[START]

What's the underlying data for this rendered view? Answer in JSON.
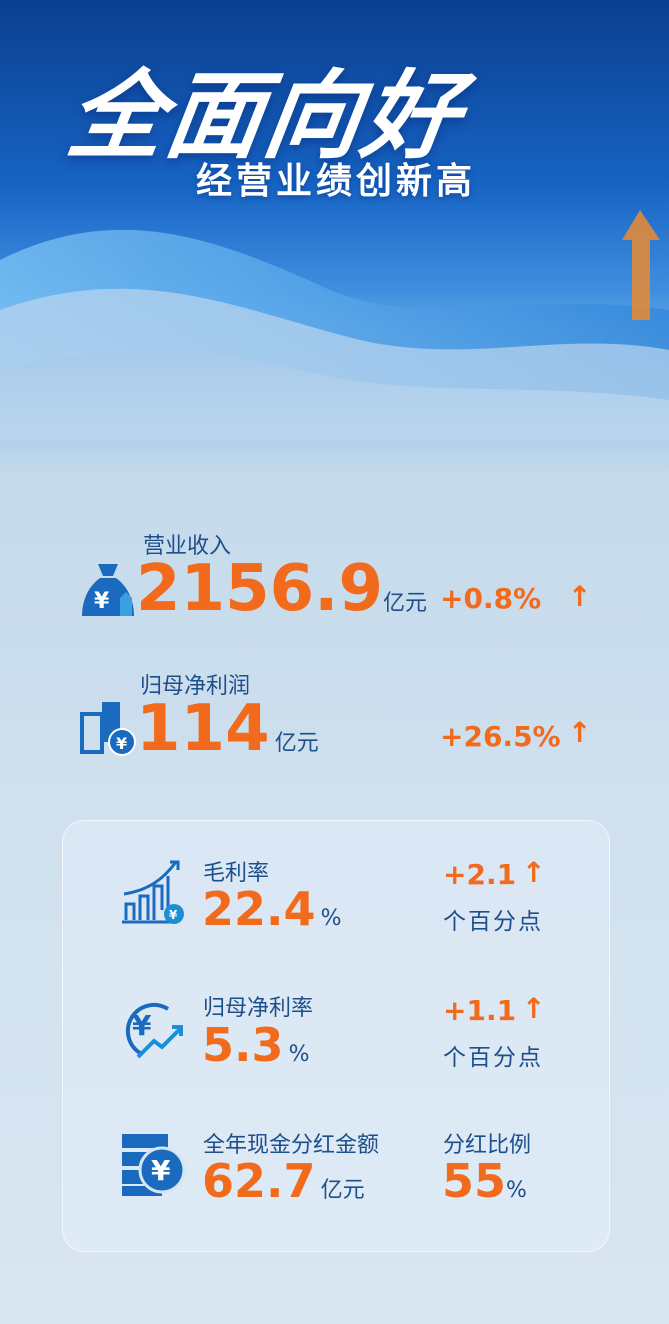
{
  "header": {
    "title": "全面向好",
    "subtitle": "经营业绩创新高"
  },
  "colors": {
    "accent": "#f26a1b",
    "label": "#1d4f8a",
    "icon": "#1a6bbf"
  },
  "metrics": [
    {
      "label": "营业收入",
      "value": "2156.9",
      "unit": "亿元",
      "change": "+0.8%",
      "icon": "money-bag-icon"
    },
    {
      "label": "归母净利润",
      "value": "114",
      "unit": "亿元",
      "change": "+26.5%",
      "icon": "building-yuan-icon"
    }
  ],
  "card": {
    "items": [
      {
        "label": "毛利率",
        "value": "22.4",
        "unit": "%",
        "change": "+2.1",
        "change_unit": "个百分点",
        "icon": "bar-chart-yuan-icon"
      },
      {
        "label": "归母净利率",
        "value": "5.3",
        "unit": "%",
        "change": "+1.1",
        "change_unit": "个百分点",
        "icon": "yuan-growth-icon"
      },
      {
        "label": "全年现金分红金额",
        "value": "62.7",
        "unit": "亿元",
        "ratio_label": "分红比例",
        "ratio_value": "55",
        "ratio_unit": "%",
        "icon": "coin-stack-icon"
      }
    ]
  }
}
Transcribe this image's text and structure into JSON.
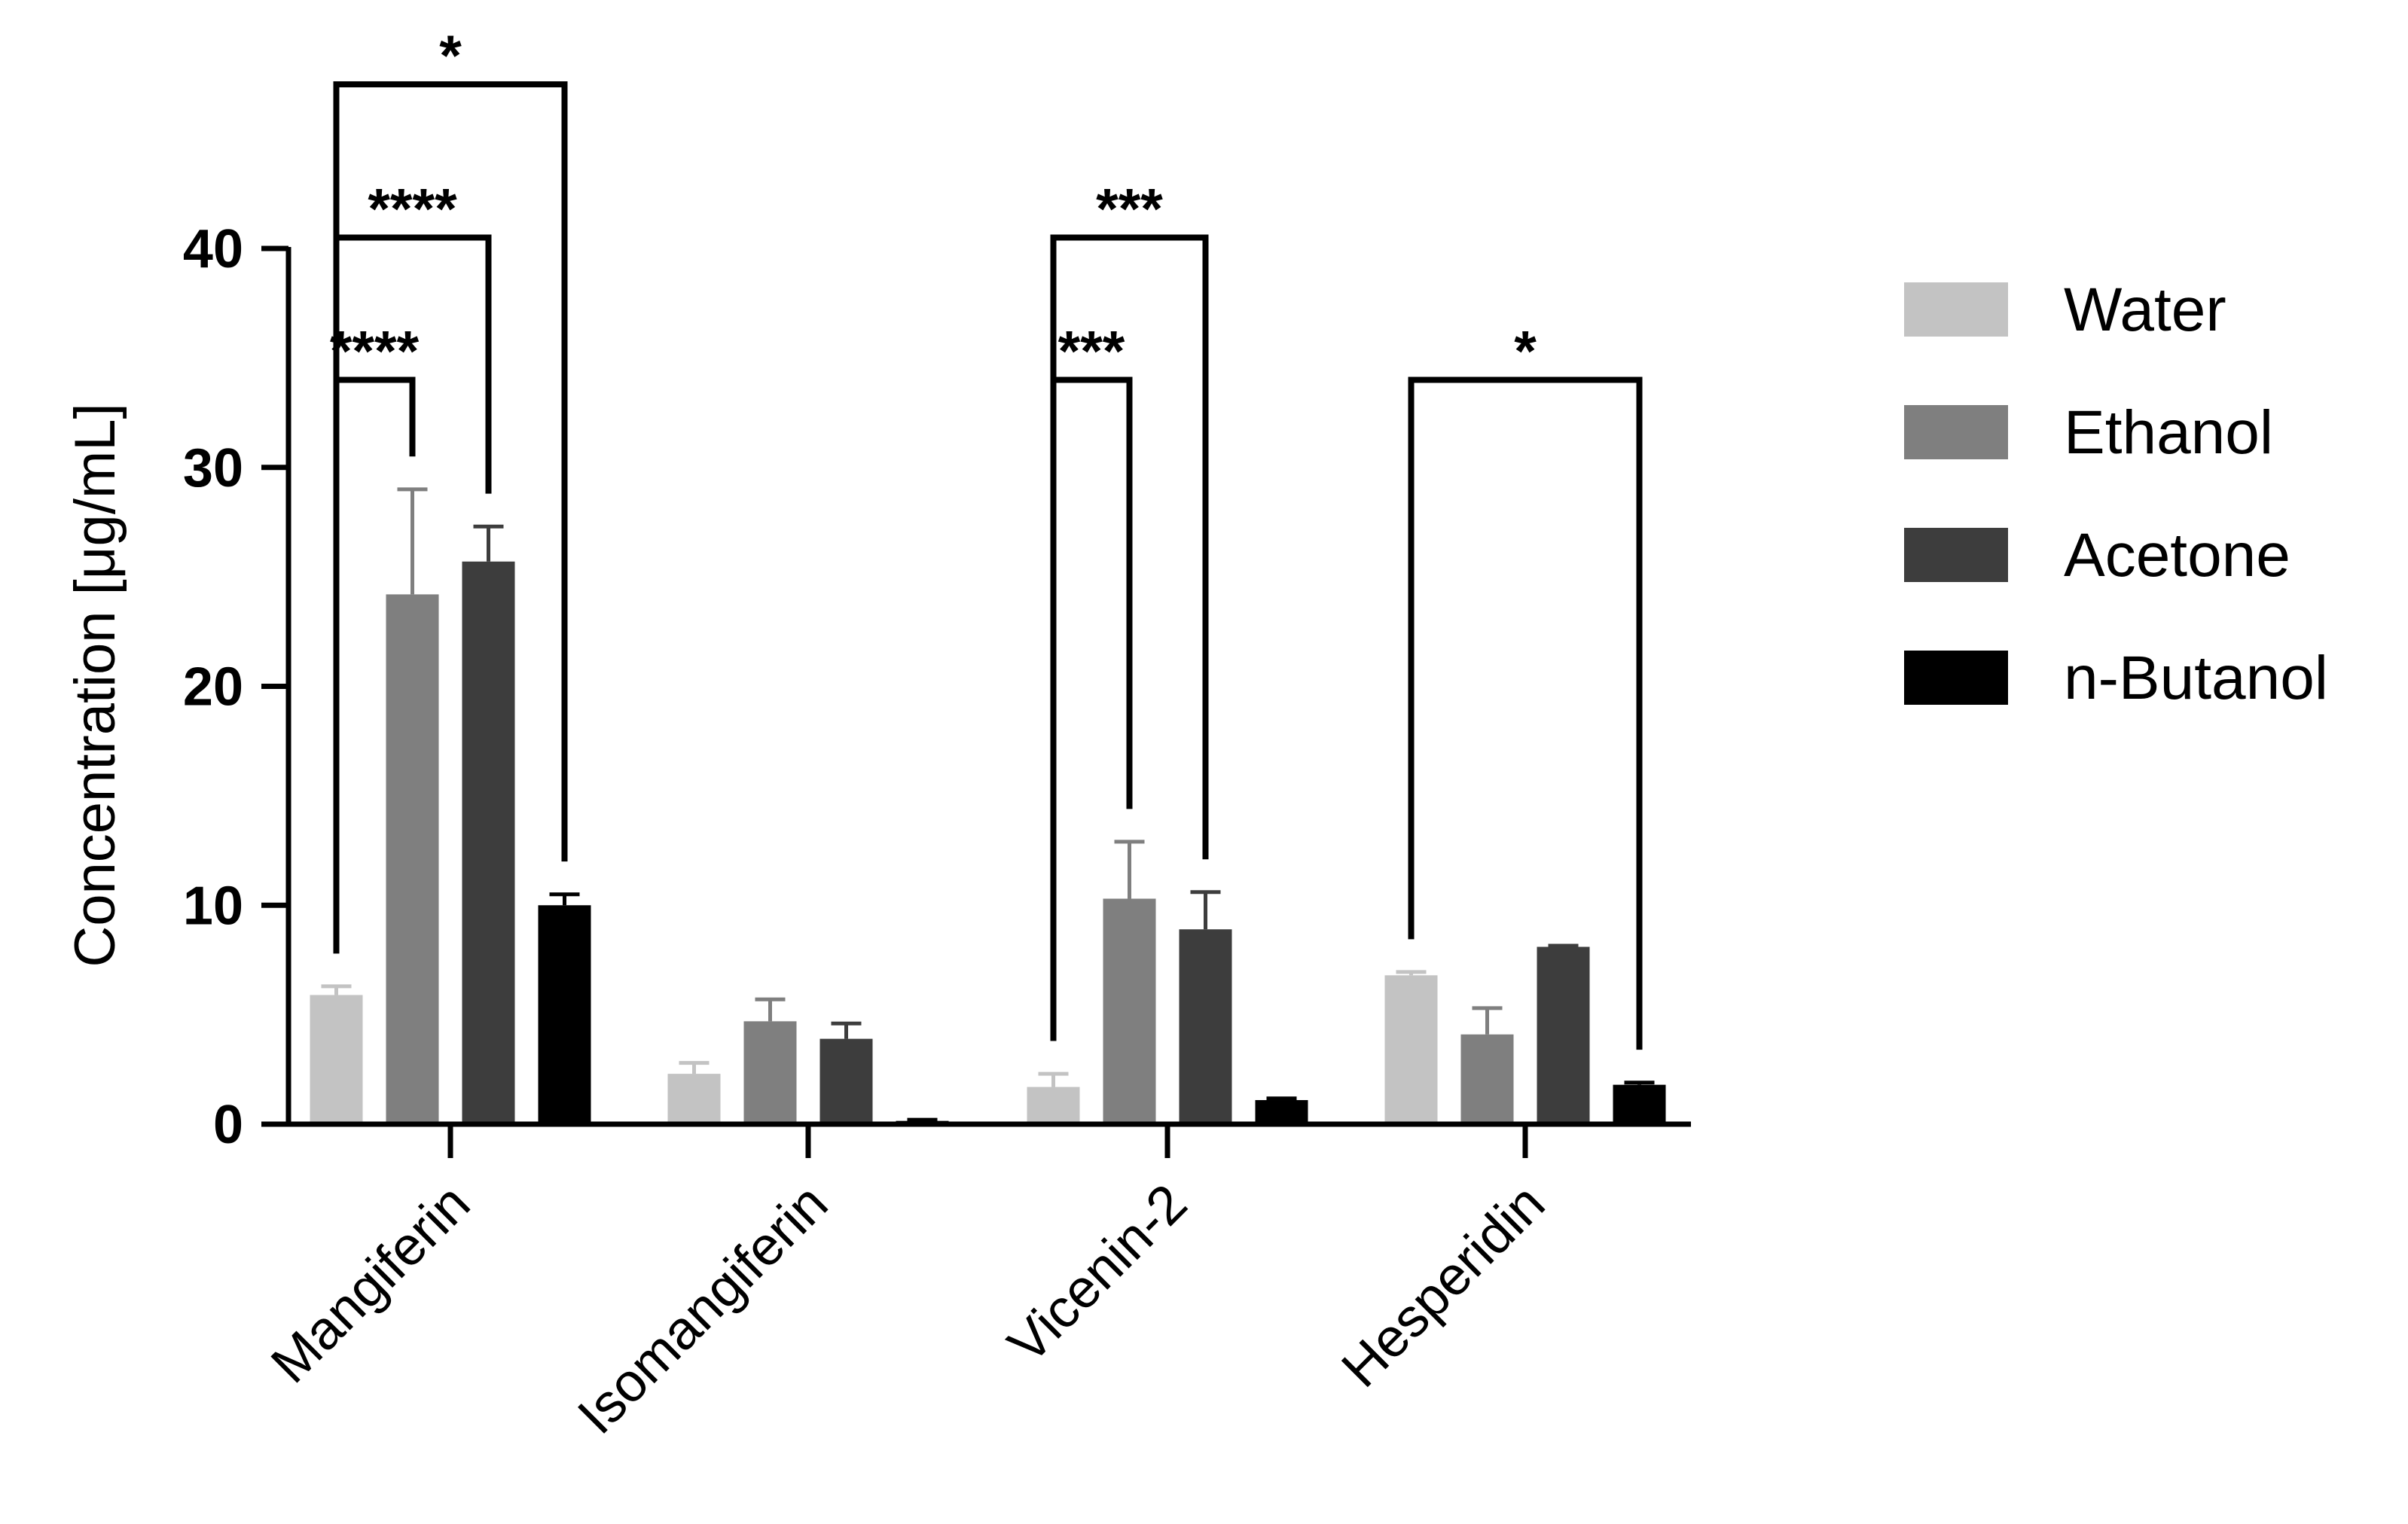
{
  "chart_data": {
    "type": "bar",
    "title": "",
    "xlabel": "",
    "ylabel": "Concentration [μg/mL]",
    "ylim": [
      0,
      40
    ],
    "yticks": [
      0,
      10,
      20,
      30,
      40
    ],
    "categories": [
      "Mangiferin",
      "Isomangiferin",
      "Vicenin-2",
      "Hesperidin"
    ],
    "legend_position": "right",
    "series": [
      {
        "name": "Water",
        "color": "#c3c3c3",
        "values": [
          5.9,
          2.3,
          1.7,
          6.8
        ],
        "errors": [
          0.4,
          0.5,
          0.6,
          0.15
        ]
      },
      {
        "name": "Ethanol",
        "color": "#7f7f7f",
        "values": [
          24.2,
          4.7,
          10.3,
          4.1
        ],
        "errors": [
          4.8,
          1.0,
          2.6,
          1.2
        ]
      },
      {
        "name": "Acetone",
        "color": "#3d3d3d",
        "values": [
          25.7,
          3.9,
          8.9,
          8.1
        ],
        "errors": [
          1.6,
          0.7,
          1.7,
          0.05
        ]
      },
      {
        "name": "n-Butanol",
        "color": "#000000",
        "values": [
          10.0,
          0.15,
          1.1,
          1.8
        ],
        "errors": [
          0.5,
          0.05,
          0.08,
          0.1
        ]
      }
    ],
    "significance": [
      {
        "category": "Mangiferin",
        "from": "Water",
        "to": "Ethanol",
        "label": "****"
      },
      {
        "category": "Mangiferin",
        "from": "Water",
        "to": "Acetone",
        "label": "****"
      },
      {
        "category": "Mangiferin",
        "from": "Water",
        "to": "n-Butanol",
        "label": "*"
      },
      {
        "category": "Vicenin-2",
        "from": "Water",
        "to": "Ethanol",
        "label": "***"
      },
      {
        "category": "Vicenin-2",
        "from": "Water",
        "to": "Acetone",
        "label": "***"
      },
      {
        "category": "Hesperidin",
        "from": "Water",
        "to": "n-Butanol",
        "label": "*"
      }
    ]
  }
}
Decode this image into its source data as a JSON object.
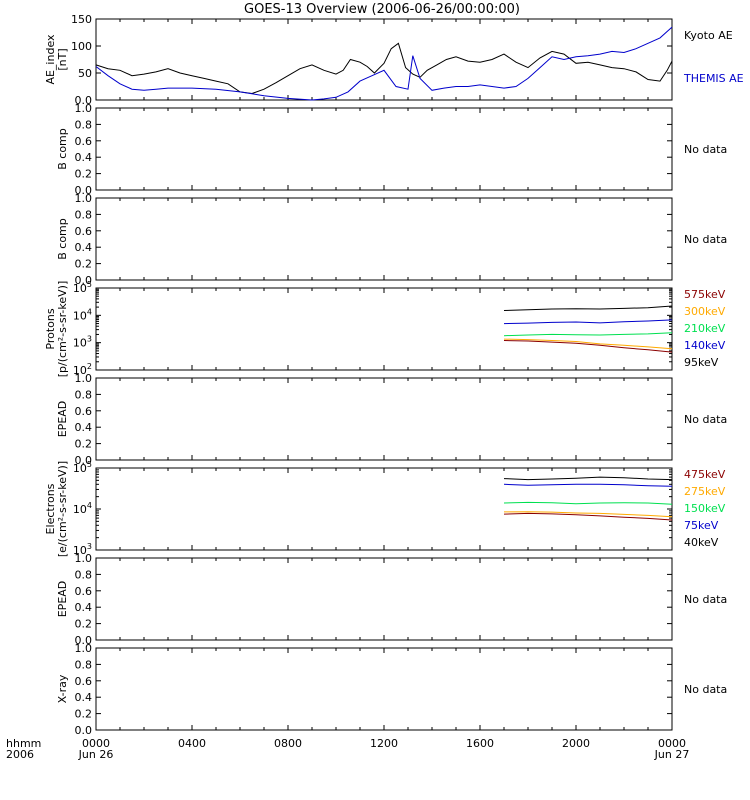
{
  "title": "GOES-13 Overview (2006-06-26/00:00:00)",
  "colors": {
    "black": "#000000",
    "blue": "#0000cc",
    "green": "#00e050",
    "orange": "#ffaa00",
    "darkred": "#8b0000"
  },
  "x_axis": {
    "corner_labels": [
      "hhmm",
      "2006"
    ],
    "ticks": [
      {
        "hours": 0,
        "line1": "0000",
        "line2": "Jun 26"
      },
      {
        "hours": 4,
        "line1": "0400",
        "line2": ""
      },
      {
        "hours": 8,
        "line1": "0800",
        "line2": ""
      },
      {
        "hours": 12,
        "line1": "1200",
        "line2": ""
      },
      {
        "hours": 16,
        "line1": "1600",
        "line2": ""
      },
      {
        "hours": 20,
        "line1": "2000",
        "line2": ""
      },
      {
        "hours": 24,
        "line1": "0000",
        "line2": "Jun 27"
      }
    ],
    "range_hours": [
      0,
      24
    ]
  },
  "chart_data": [
    {
      "type": "line",
      "ylabel": [
        "AE_index",
        "[nT]"
      ],
      "ylim": [
        0,
        150
      ],
      "yticks": [
        0,
        50,
        100,
        150
      ],
      "right_labels": [
        {
          "text": "Kyoto AE",
          "color": "#000000"
        },
        {
          "text": "THEMIS AE",
          "color": "#0000cc"
        }
      ],
      "series": [
        {
          "name": "Kyoto AE",
          "color": "#000000",
          "x": [
            0,
            0.5,
            1,
            1.5,
            2,
            2.5,
            3,
            3.5,
            4,
            4.5,
            5,
            5.5,
            6,
            6.5,
            7,
            7.5,
            8,
            8.5,
            9,
            9.5,
            10,
            10.3,
            10.6,
            11,
            11.3,
            11.6,
            12,
            12.3,
            12.6,
            12.9,
            13.2,
            13.5,
            13.8,
            14.2,
            14.6,
            15,
            15.5,
            16,
            16.5,
            17,
            17.5,
            18,
            18.5,
            19,
            19.5,
            20,
            20.5,
            21,
            21.5,
            22,
            22.5,
            23,
            23.5,
            23.8,
            24
          ],
          "y": [
            65,
            58,
            55,
            45,
            48,
            52,
            58,
            50,
            45,
            40,
            35,
            30,
            15,
            12,
            20,
            32,
            45,
            58,
            65,
            55,
            48,
            55,
            75,
            70,
            62,
            50,
            68,
            95,
            105,
            60,
            48,
            42,
            55,
            65,
            75,
            80,
            72,
            70,
            75,
            85,
            70,
            60,
            78,
            90,
            85,
            68,
            70,
            65,
            60,
            58,
            52,
            38,
            35,
            55,
            72
          ]
        },
        {
          "name": "THEMIS AE",
          "color": "#0000cc",
          "x": [
            0,
            0.5,
            1,
            1.5,
            2,
            2.5,
            3,
            4,
            5,
            6,
            7,
            8,
            9,
            9.5,
            10,
            10.5,
            11,
            11.5,
            12,
            12.5,
            13,
            13.2,
            13.5,
            14,
            14.5,
            15,
            15.5,
            16,
            16.5,
            17,
            17.5,
            18,
            18.5,
            19,
            19.5,
            20,
            20.5,
            21,
            21.5,
            22,
            22.5,
            23,
            23.5,
            24
          ],
          "y": [
            62,
            45,
            30,
            20,
            18,
            20,
            22,
            22,
            20,
            15,
            8,
            3,
            0,
            2,
            5,
            15,
            35,
            45,
            55,
            25,
            20,
            82,
            40,
            18,
            22,
            25,
            25,
            28,
            25,
            22,
            25,
            40,
            60,
            80,
            75,
            80,
            82,
            85,
            90,
            88,
            95,
            105,
            115,
            135
          ]
        }
      ]
    },
    {
      "type": "line",
      "ylabel": [
        "B comp"
      ],
      "ylim": [
        0,
        1
      ],
      "yticks": [
        0,
        0.2,
        0.4,
        0.6,
        0.8,
        1
      ],
      "right_labels": [
        {
          "text": "No data",
          "color": "#000000"
        }
      ],
      "series": []
    },
    {
      "type": "line",
      "ylabel": [
        "B comp"
      ],
      "ylim": [
        0,
        1
      ],
      "yticks": [
        0,
        0.2,
        0.4,
        0.6,
        0.8,
        1
      ],
      "right_labels": [
        {
          "text": "No data",
          "color": "#000000"
        }
      ],
      "series": []
    },
    {
      "type": "line",
      "scale": "log",
      "ylabel": [
        "Protons",
        "[p/(cm²-s-sr-keV)]"
      ],
      "ylim": [
        100,
        100000
      ],
      "yticks": [
        100,
        1000,
        10000,
        100000
      ],
      "right_labels": [
        {
          "text": "575keV",
          "color": "#8b0000"
        },
        {
          "text": "300keV",
          "color": "#ffaa00"
        },
        {
          "text": "210keV",
          "color": "#00e050"
        },
        {
          "text": "140keV",
          "color": "#0000cc"
        },
        {
          "text": "95keV",
          "color": "#000000"
        }
      ],
      "series": [
        {
          "name": "95keV",
          "color": "#000000",
          "x": [
            17,
            18,
            19,
            20,
            21,
            22,
            23,
            24
          ],
          "y": [
            15000,
            16000,
            17000,
            17500,
            17000,
            18000,
            19000,
            22000
          ]
        },
        {
          "name": "140keV",
          "color": "#0000cc",
          "x": [
            17,
            18,
            19,
            20,
            21,
            22,
            23,
            24
          ],
          "y": [
            5000,
            5200,
            5500,
            5700,
            5300,
            5800,
            6200,
            6800
          ]
        },
        {
          "name": "210keV",
          "color": "#00e050",
          "x": [
            17,
            18,
            19,
            20,
            21,
            22,
            23,
            24
          ],
          "y": [
            1800,
            1900,
            2000,
            1950,
            1900,
            2000,
            2100,
            2300
          ]
        },
        {
          "name": "300keV",
          "color": "#ffaa00",
          "x": [
            17,
            18,
            19,
            20,
            21,
            22,
            23,
            24
          ],
          "y": [
            1350,
            1300,
            1200,
            1100,
            900,
            800,
            700,
            600
          ]
        },
        {
          "name": "575keV",
          "color": "#8b0000",
          "x": [
            17,
            18,
            19,
            20,
            21,
            22,
            23,
            24
          ],
          "y": [
            1200,
            1150,
            1050,
            950,
            800,
            650,
            550,
            450
          ]
        }
      ]
    },
    {
      "type": "line",
      "ylabel": [
        "EPEAD"
      ],
      "ylim": [
        0,
        1
      ],
      "yticks": [
        0,
        0.2,
        0.4,
        0.6,
        0.8,
        1
      ],
      "right_labels": [
        {
          "text": "No data",
          "color": "#000000"
        }
      ],
      "series": []
    },
    {
      "type": "line",
      "scale": "log",
      "ylabel": [
        "Electrons",
        "[e/(cm²-s-sr-keV)]"
      ],
      "ylim": [
        1000,
        100000
      ],
      "yticks": [
        1000,
        10000,
        100000
      ],
      "right_labels": [
        {
          "text": "475keV",
          "color": "#8b0000"
        },
        {
          "text": "275keV",
          "color": "#ffaa00"
        },
        {
          "text": "150keV",
          "color": "#00e050"
        },
        {
          "text": "75keV",
          "color": "#0000cc"
        },
        {
          "text": "40keV",
          "color": "#000000"
        }
      ],
      "series": [
        {
          "name": "40keV",
          "color": "#000000",
          "x": [
            17,
            18,
            19,
            20,
            21,
            22,
            23,
            24
          ],
          "y": [
            55000,
            52000,
            54000,
            56000,
            60000,
            58000,
            54000,
            52000
          ]
        },
        {
          "name": "75keV",
          "color": "#0000cc",
          "x": [
            17,
            18,
            19,
            20,
            21,
            22,
            23,
            24
          ],
          "y": [
            40000,
            38000,
            39000,
            40000,
            40000,
            39000,
            37000,
            36000
          ]
        },
        {
          "name": "150keV",
          "color": "#00e050",
          "x": [
            17,
            18,
            19,
            20,
            21,
            22,
            23,
            24
          ],
          "y": [
            14000,
            14500,
            14200,
            13500,
            14000,
            14200,
            14000,
            13000
          ]
        },
        {
          "name": "275keV",
          "color": "#ffaa00",
          "x": [
            17,
            18,
            19,
            20,
            21,
            22,
            23,
            24
          ],
          "y": [
            8500,
            8600,
            8400,
            8000,
            7800,
            7400,
            7000,
            6500
          ]
        },
        {
          "name": "475keV",
          "color": "#8b0000",
          "x": [
            17,
            18,
            19,
            20,
            21,
            22,
            23,
            24
          ],
          "y": [
            7500,
            7800,
            7600,
            7200,
            6800,
            6300,
            5900,
            5400
          ]
        }
      ]
    },
    {
      "type": "line",
      "ylabel": [
        "EPEAD"
      ],
      "ylim": [
        0,
        1
      ],
      "yticks": [
        0,
        0.2,
        0.4,
        0.6,
        0.8,
        1
      ],
      "right_labels": [
        {
          "text": "No data",
          "color": "#000000"
        }
      ],
      "series": []
    },
    {
      "type": "line",
      "ylabel": [
        "X-ray"
      ],
      "ylim": [
        0,
        1
      ],
      "yticks": [
        0,
        0.2,
        0.4,
        0.6,
        0.8,
        1
      ],
      "right_labels": [
        {
          "text": "No data",
          "color": "#000000"
        }
      ],
      "series": []
    }
  ]
}
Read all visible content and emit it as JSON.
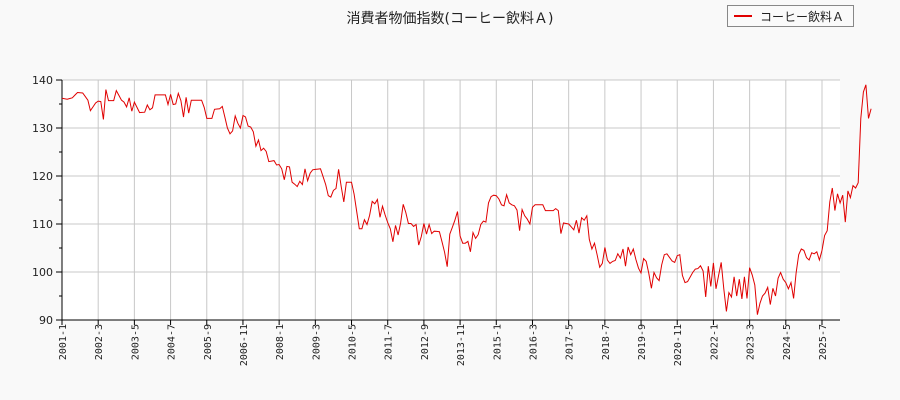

[END]

EXERCISE OBJECTIVE – Pull out all lines containing the word "icon" from the entries above.

THE RESPONSE –
    "icon": "#1a6bbf"
      "icon": "money-bag-icon"
      "icon": "building-yuan-icon"
        "icon": "bar-chart-yuan-icon"
        "icon": "yuan-growth-icon"
        "icon": "coin-stack-icon"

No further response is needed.